=== Task prompt ===
From the entries below, copy every line that holds the word "записи".
━━ Task material ━━
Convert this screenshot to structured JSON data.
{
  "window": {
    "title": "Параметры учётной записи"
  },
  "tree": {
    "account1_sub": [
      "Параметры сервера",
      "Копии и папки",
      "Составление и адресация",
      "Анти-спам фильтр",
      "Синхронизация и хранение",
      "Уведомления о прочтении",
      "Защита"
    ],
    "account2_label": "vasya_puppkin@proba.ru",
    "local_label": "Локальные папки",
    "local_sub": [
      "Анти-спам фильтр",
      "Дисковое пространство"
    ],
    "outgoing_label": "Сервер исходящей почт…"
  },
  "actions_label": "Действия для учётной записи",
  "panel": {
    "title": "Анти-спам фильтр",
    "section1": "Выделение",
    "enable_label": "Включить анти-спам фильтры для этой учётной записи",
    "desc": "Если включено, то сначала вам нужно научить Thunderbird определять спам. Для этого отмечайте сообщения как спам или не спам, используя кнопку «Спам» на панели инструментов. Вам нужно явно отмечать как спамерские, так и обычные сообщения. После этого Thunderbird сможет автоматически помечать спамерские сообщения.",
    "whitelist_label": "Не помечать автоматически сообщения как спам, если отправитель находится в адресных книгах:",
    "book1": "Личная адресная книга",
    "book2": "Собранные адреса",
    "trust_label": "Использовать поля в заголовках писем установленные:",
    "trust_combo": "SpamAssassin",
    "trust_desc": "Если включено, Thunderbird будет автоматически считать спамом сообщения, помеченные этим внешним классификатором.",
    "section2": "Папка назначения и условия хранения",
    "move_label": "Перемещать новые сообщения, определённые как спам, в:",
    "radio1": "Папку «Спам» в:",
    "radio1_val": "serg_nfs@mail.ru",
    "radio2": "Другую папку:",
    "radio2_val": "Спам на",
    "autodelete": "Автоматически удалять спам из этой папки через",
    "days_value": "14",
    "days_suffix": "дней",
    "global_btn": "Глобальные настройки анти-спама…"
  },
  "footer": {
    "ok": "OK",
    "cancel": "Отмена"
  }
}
━━━
=== Result for this task ===
    "title": "Параметры учётной записи"
  "actions_label": "Действия для учётной записи",
    "enable_label": "Включить анти-спам фильтры для этой учётной записи",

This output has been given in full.